DIRECTIONS:
Copy each line in which the string "name" occurs.

Dataset items:
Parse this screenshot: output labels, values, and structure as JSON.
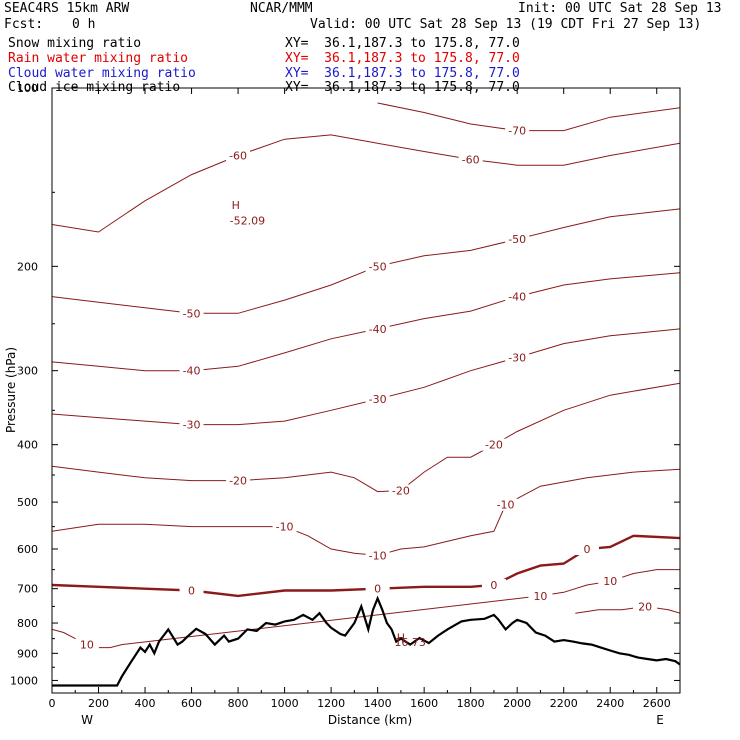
{
  "header": {
    "model": "SEAC4RS 15km ARW",
    "org": "NCAR/MMM",
    "init": "Init: 00 UTC Sat 28 Sep 13",
    "fcst_label": "Fcst:",
    "fcst_value": "0 h",
    "valid": "Valid: 00 UTC Sat 28 Sep 13 (19 CDT Fri 27 Sep 13)",
    "fields": [
      {
        "name": "Snow mixing ratio",
        "xy": "XY=  36.1,187.3 to 175.8, 77.0",
        "color": "#000000"
      },
      {
        "name": "Rain water mixing ratio",
        "xy": "XY=  36.1,187.3 to 175.8, 77.0",
        "color": "#e00000"
      },
      {
        "name": "Cloud water mixing ratio",
        "xy": "XY=  36.1,187.3 to 175.8, 77.0",
        "color": "#1a1acc"
      },
      {
        "name": "Cloud ice mixing ratio",
        "xy": "XY=  36.1,187.3 to 175.8, 77.0",
        "color": "#000000"
      }
    ]
  },
  "colors": {
    "contour": "#8b1a1a",
    "terrain": "#000000",
    "frame": "#000000"
  },
  "chart_data": {
    "type": "line",
    "xlabel": "Distance (km)",
    "ylabel": "Pressure (hPa)",
    "xlim": [
      0,
      2700
    ],
    "ylim": [
      1050,
      100
    ],
    "y_scale": "log-pressure",
    "x_ticks": [
      0,
      200,
      400,
      600,
      800,
      1000,
      1200,
      1400,
      1600,
      1800,
      2000,
      2200,
      2400,
      2600
    ],
    "y_ticks": [
      100,
      200,
      300,
      400,
      500,
      600,
      700,
      800,
      900,
      1000
    ],
    "x_end_labels": {
      "left": "W",
      "right": "E"
    },
    "terrain": {
      "name": "terrain",
      "x": [
        0,
        100,
        200,
        280,
        300,
        340,
        360,
        380,
        400,
        420,
        440,
        460,
        500,
        540,
        560,
        580,
        620,
        660,
        700,
        740,
        760,
        800,
        840,
        880,
        920,
        960,
        1000,
        1040,
        1080,
        1120,
        1150,
        1180,
        1200,
        1240,
        1260,
        1300,
        1330,
        1360,
        1380,
        1400,
        1420,
        1440,
        1460,
        1480,
        1500,
        1540,
        1580,
        1620,
        1660,
        1700,
        1760,
        1800,
        1860,
        1900,
        1920,
        1950,
        1980,
        2000,
        2040,
        2080,
        2120,
        2160,
        2200,
        2240,
        2280,
        2320,
        2360,
        2400,
        2440,
        2480,
        2520,
        2560,
        2600,
        2640,
        2680,
        2700
      ],
      "y": [
        1020,
        1020,
        1020,
        1020,
        985,
        930,
        905,
        880,
        895,
        870,
        900,
        860,
        820,
        870,
        860,
        845,
        818,
        835,
        870,
        840,
        860,
        850,
        820,
        825,
        800,
        805,
        795,
        790,
        775,
        790,
        770,
        800,
        815,
        835,
        840,
        800,
        750,
        820,
        760,
        727,
        760,
        800,
        820,
        860,
        850,
        870,
        848,
        865,
        840,
        820,
        795,
        790,
        787,
        775,
        790,
        820,
        800,
        790,
        800,
        830,
        840,
        860,
        855,
        860,
        866,
        870,
        880,
        890,
        900,
        905,
        915,
        920,
        925,
        920,
        928,
        940
      ]
    },
    "contours": [
      {
        "value": -70,
        "labels": [
          "-70"
        ],
        "x": [
          1400,
          1600,
          1800,
          2000,
          2200,
          2400,
          2700
        ],
        "y": [
          106,
          110,
          115,
          118,
          118,
          112,
          108
        ]
      },
      {
        "value": -60,
        "labels": [
          "-60",
          "-60"
        ],
        "x": [
          0,
          200,
          400,
          600,
          800,
          1000,
          1200,
          1400,
          1600,
          1800,
          2000,
          2200,
          2400,
          2700
        ],
        "y": [
          170,
          175,
          155,
          140,
          130,
          122,
          120,
          124,
          128,
          132,
          135,
          135,
          130,
          124
        ]
      },
      {
        "value": -50,
        "labels": [
          "-50",
          "-50",
          "-50"
        ],
        "x": [
          0,
          200,
          400,
          600,
          800,
          1000,
          1200,
          1400,
          1600,
          1800,
          2000,
          2200,
          2400,
          2700
        ],
        "y": [
          225,
          230,
          235,
          240,
          240,
          228,
          215,
          200,
          192,
          188,
          180,
          172,
          165,
          160
        ]
      },
      {
        "value": -40,
        "labels": [
          "-40",
          "-40",
          "-40"
        ],
        "x": [
          0,
          200,
          400,
          600,
          800,
          1000,
          1200,
          1400,
          1600,
          1800,
          2000,
          2200,
          2400,
          2700
        ],
        "y": [
          290,
          295,
          300,
          300,
          295,
          280,
          265,
          255,
          245,
          238,
          225,
          215,
          210,
          205
        ]
      },
      {
        "value": -30,
        "labels": [
          "-30",
          "-30",
          "-30"
        ],
        "x": [
          0,
          200,
          400,
          600,
          800,
          1000,
          1200,
          1400,
          1600,
          1800,
          2000,
          2200,
          2400,
          2700
        ],
        "y": [
          355,
          360,
          365,
          370,
          370,
          365,
          350,
          335,
          320,
          300,
          285,
          270,
          262,
          255
        ]
      },
      {
        "value": -20,
        "labels": [
          "-20",
          "-20",
          "-20"
        ],
        "x": [
          0,
          200,
          400,
          600,
          800,
          1000,
          1200,
          1300,
          1400,
          1500,
          1600,
          1700,
          1800,
          1900,
          2000,
          2200,
          2400,
          2700
        ],
        "y": [
          435,
          445,
          455,
          460,
          460,
          455,
          445,
          455,
          480,
          478,
          445,
          420,
          420,
          400,
          380,
          350,
          330,
          315
        ]
      },
      {
        "value": -10,
        "labels": [
          "-10",
          "-10",
          "-10"
        ],
        "x": [
          0,
          200,
          400,
          600,
          800,
          1000,
          1100,
          1200,
          1300,
          1400,
          1500,
          1600,
          1800,
          1900,
          1950,
          2100,
          2300,
          2500,
          2700
        ],
        "y": [
          560,
          545,
          545,
          550,
          550,
          550,
          570,
          600,
          610,
          615,
          600,
          595,
          570,
          560,
          505,
          470,
          455,
          445,
          440
        ]
      },
      {
        "value": 0,
        "labels": [
          "0",
          "0",
          "0",
          "0"
        ],
        "x": [
          0,
          200,
          400,
          600,
          800,
          1000,
          1200,
          1400,
          1600,
          1800,
          1900,
          2000,
          2100,
          2200,
          2300,
          2400,
          2500,
          2700
        ],
        "y": [
          690,
          695,
          700,
          705,
          720,
          705,
          705,
          700,
          695,
          695,
          690,
          660,
          640,
          635,
          600,
          595,
          570,
          575
        ]
      },
      {
        "value": 10,
        "labels": [
          "10",
          "10",
          "10"
        ],
        "x": [
          0,
          50,
          100,
          150,
          200,
          250,
          300,
          2100,
          2200,
          2300,
          2400,
          2500,
          2600,
          2700
        ],
        "y": [
          820,
          830,
          850,
          870,
          880,
          880,
          870,
          720,
          710,
          690,
          680,
          660,
          650,
          650
        ]
      },
      {
        "value": 20,
        "labels": [
          "20"
        ],
        "x": [
          2250,
          2350,
          2450,
          2550,
          2650,
          2700
        ],
        "y": [
          770,
          760,
          760,
          750,
          760,
          770
        ]
      }
    ],
    "annotations": [
      {
        "text": "H",
        "x": 790,
        "y": 160
      },
      {
        "text": "-52.09",
        "x": 840,
        "y": 170
      },
      {
        "text": "H",
        "x": 1500,
        "y": 860
      },
      {
        "text": "16.73",
        "x": 1540,
        "y": 875
      }
    ]
  }
}
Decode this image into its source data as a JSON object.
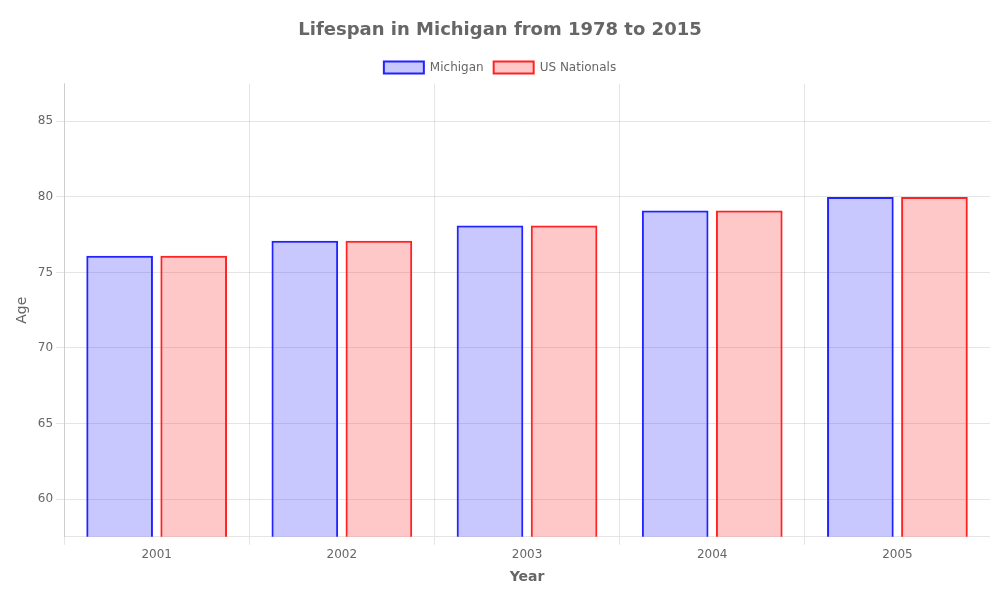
{
  "chart_data": {
    "type": "bar",
    "title": "Lifespan in Michigan from 1978 to 2015",
    "xlabel": "Year",
    "ylabel": "Age",
    "categories": [
      "2001",
      "2002",
      "2003",
      "2004",
      "2005"
    ],
    "series": [
      {
        "name": "Michigan",
        "color": "#2222ff",
        "values": [
          76.1,
          77.1,
          78.1,
          79.1,
          80.0
        ]
      },
      {
        "name": "US Nationals",
        "color": "#ff2222",
        "values": [
          76.1,
          77.1,
          78.1,
          79.1,
          80.0
        ]
      }
    ],
    "ylim": [
      57.5,
      87.5
    ],
    "yticks": [
      60,
      65,
      70,
      75,
      80,
      85
    ],
    "grid": true,
    "legend": "top"
  }
}
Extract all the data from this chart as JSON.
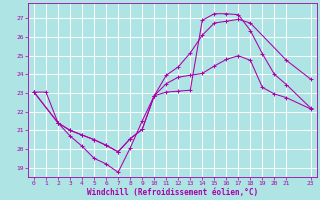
{
  "xlabel": "Windchill (Refroidissement éolien,°C)",
  "bg_color": "#aee4e4",
  "grid_color": "#ffffff",
  "line_color": "#aa00aa",
  "xlim": [
    -0.5,
    23.5
  ],
  "ylim": [
    18.5,
    27.8
  ],
  "xticks": [
    0,
    1,
    2,
    3,
    4,
    5,
    6,
    7,
    8,
    9,
    10,
    11,
    12,
    13,
    14,
    15,
    16,
    17,
    18,
    19,
    20,
    21,
    23
  ],
  "yticks": [
    19,
    20,
    21,
    22,
    23,
    24,
    25,
    26,
    27
  ],
  "curve1_x": [
    0,
    1,
    2,
    3,
    4,
    5,
    6,
    7,
    8,
    9,
    10,
    11,
    12,
    13,
    14,
    15,
    16,
    17,
    18,
    19,
    20,
    21,
    23
  ],
  "curve1_y": [
    23.05,
    23.05,
    21.4,
    20.7,
    20.15,
    19.5,
    19.2,
    18.75,
    20.05,
    21.5,
    22.85,
    23.05,
    23.1,
    23.15,
    26.9,
    27.25,
    27.25,
    27.2,
    26.35,
    25.1,
    24.0,
    23.45,
    22.2
  ],
  "curve2_x": [
    0,
    2,
    3,
    4,
    5,
    6,
    7,
    8,
    9,
    10,
    11,
    12,
    13,
    14,
    15,
    16,
    17,
    18,
    21,
    23
  ],
  "curve2_y": [
    23.05,
    21.4,
    21.0,
    20.75,
    20.5,
    20.2,
    19.85,
    20.55,
    21.05,
    22.85,
    23.95,
    24.4,
    25.15,
    26.1,
    26.75,
    26.85,
    26.95,
    26.75,
    24.75,
    23.75
  ],
  "curve3_x": [
    0,
    2,
    3,
    4,
    5,
    6,
    7,
    8,
    9,
    10,
    11,
    12,
    13,
    14,
    15,
    16,
    17,
    18,
    19,
    20,
    21,
    23
  ],
  "curve3_y": [
    23.05,
    21.4,
    21.0,
    20.75,
    20.5,
    20.2,
    19.85,
    20.55,
    21.05,
    22.85,
    23.5,
    23.85,
    23.95,
    24.05,
    24.45,
    24.8,
    25.0,
    24.75,
    23.3,
    22.95,
    22.75,
    22.15
  ]
}
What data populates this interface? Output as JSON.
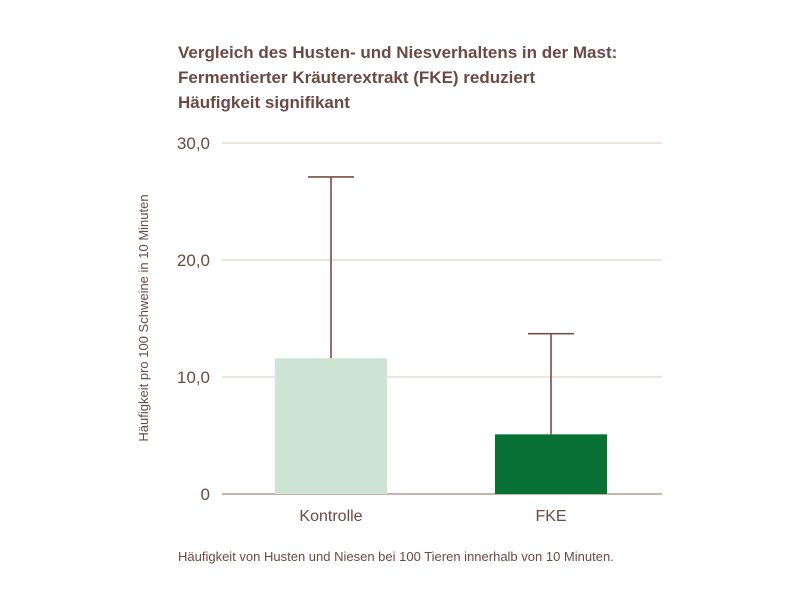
{
  "title_lines": [
    "Vergleich des Husten- und Niesverhaltens in der Mast:",
    "Fermentierter Kräuterextrakt (FKE) reduziert",
    "Häufigkeit signifikant"
  ],
  "caption": "Häufigkeit von Husten und Niesen bei 100 Tieren innerhalb von 10 Minuten.",
  "colors": {
    "text": "#6b4a43",
    "grid": "#e3c9b8",
    "axis": "#b89a88",
    "kontrolle": "#cde4d5",
    "fke": "#077233",
    "errorbar": "#7a4e46"
  },
  "chart_data": {
    "type": "bar",
    "title": "Vergleich des Husten- und Niesverhaltens in der Mast: Fermentierter Kräuterextrakt (FKE) reduziert Häufigkeit signifikant",
    "xlabel": "",
    "ylabel": "Häufigkeit pro 100 Schweine in 10 Minuten",
    "ylim": [
      0,
      30
    ],
    "yticks": [
      {
        "value": 0,
        "label": "0"
      },
      {
        "value": 10,
        "label": "10,0"
      },
      {
        "value": 20,
        "label": "20,0"
      },
      {
        "value": 30,
        "label": "30,0"
      }
    ],
    "grid": true,
    "categories": [
      "Kontrolle",
      "FKE"
    ],
    "values": [
      11.6,
      5.1
    ],
    "error_upper": [
      27.1,
      13.7
    ]
  }
}
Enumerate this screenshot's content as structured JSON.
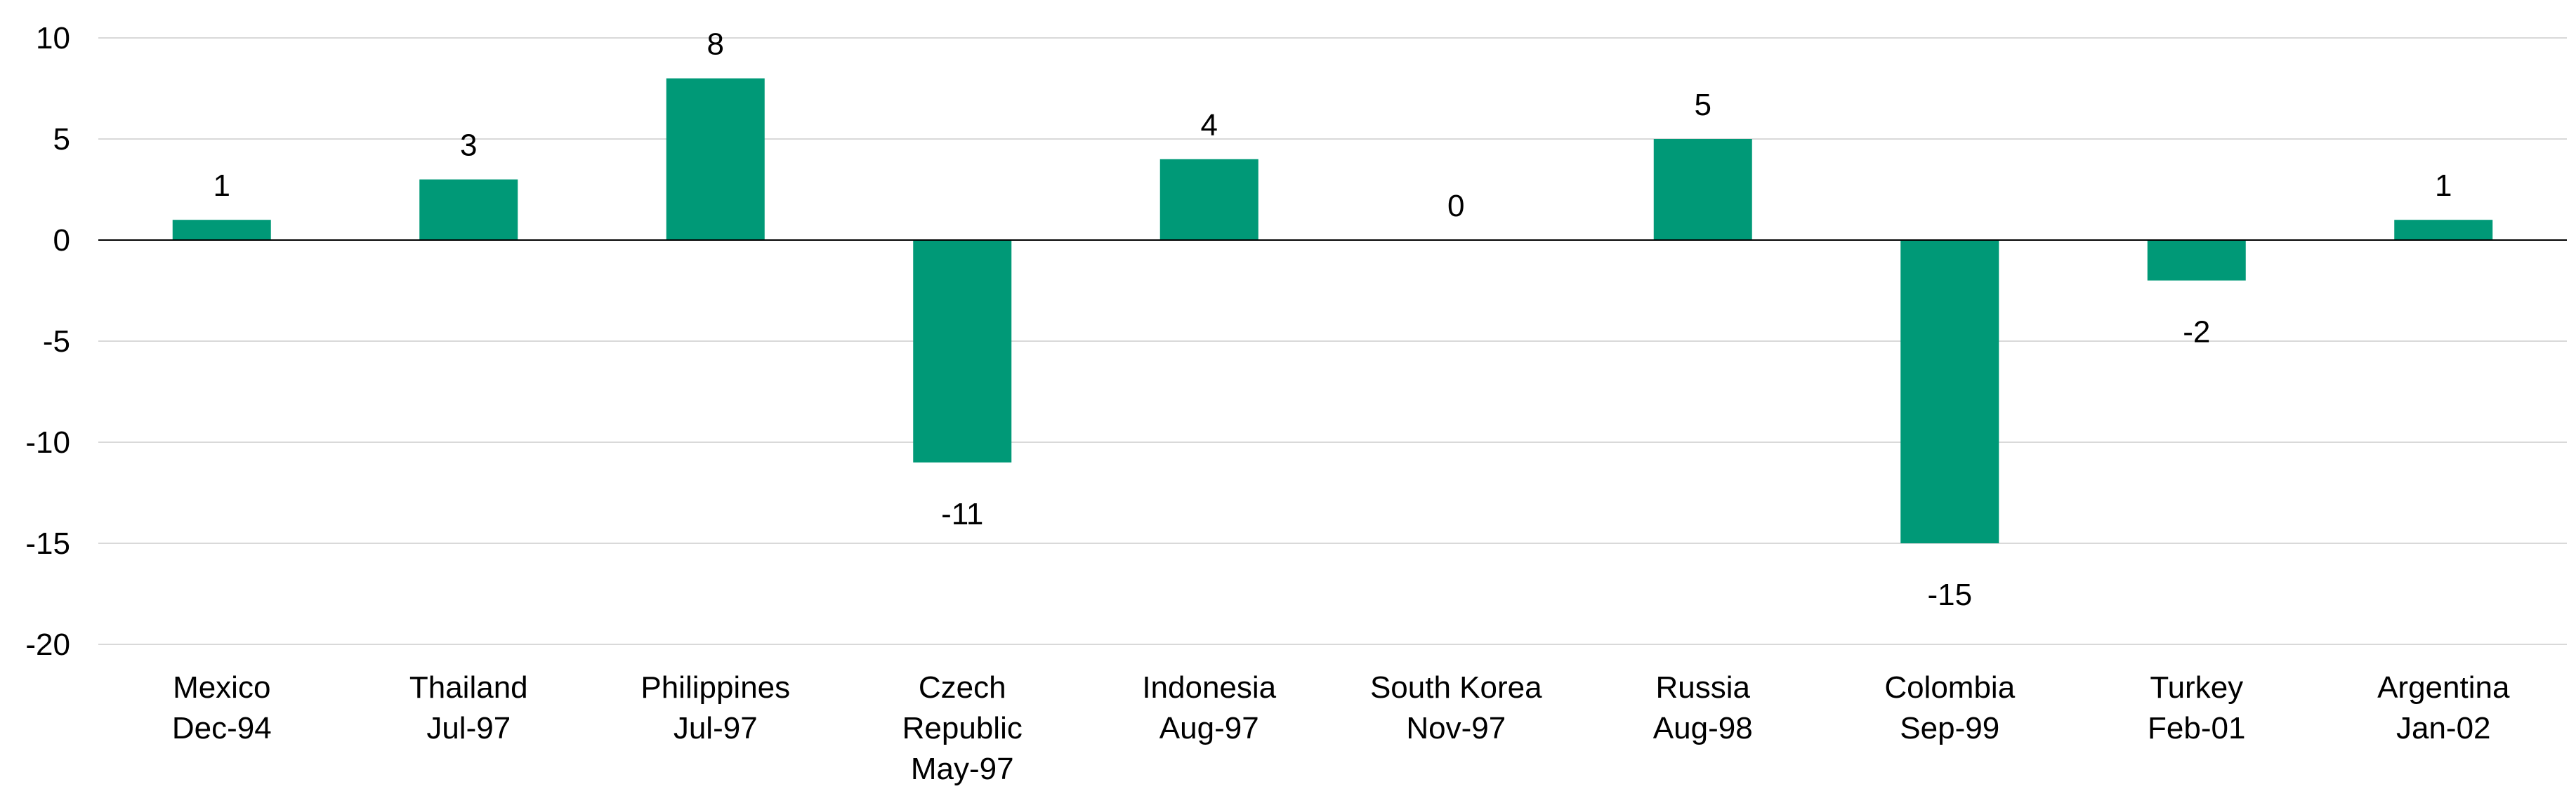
{
  "chart_data": {
    "type": "bar",
    "categories": [
      [
        "Mexico",
        "Dec-94"
      ],
      [
        "Thailand",
        "Jul-97"
      ],
      [
        "Philippines",
        "Jul-97"
      ],
      [
        "Czech",
        "Republic",
        "May-97"
      ],
      [
        "Indonesia",
        "Aug-97"
      ],
      [
        "South Korea",
        "Nov-97"
      ],
      [
        "Russia",
        "Aug-98"
      ],
      [
        "Colombia",
        "Sep-99"
      ],
      [
        "Turkey",
        "Feb-01"
      ],
      [
        "Argentina",
        "Jan-02"
      ]
    ],
    "values": [
      1,
      3,
      8,
      -11,
      4,
      0,
      5,
      -15,
      -2,
      1
    ],
    "data_labels": [
      "1",
      "3",
      "8",
      "-11",
      "4",
      "0",
      "5",
      "-15",
      "-2",
      "1"
    ],
    "yticks": [
      10,
      5,
      0,
      -5,
      -10,
      -15,
      -20
    ],
    "ylim": [
      -20,
      10
    ],
    "grid": true,
    "bar_color": "#009977"
  }
}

SOLUTION:
        "name": "Snow mixing ratio",
        "name": "Rain water mixing ratio",
        "name": "Cloud water mixing ratio",
        "name": "Cloud ice mixing ratio",
      "name": "terrain",
        "name": "Michigan",
        "name": "US Nationals",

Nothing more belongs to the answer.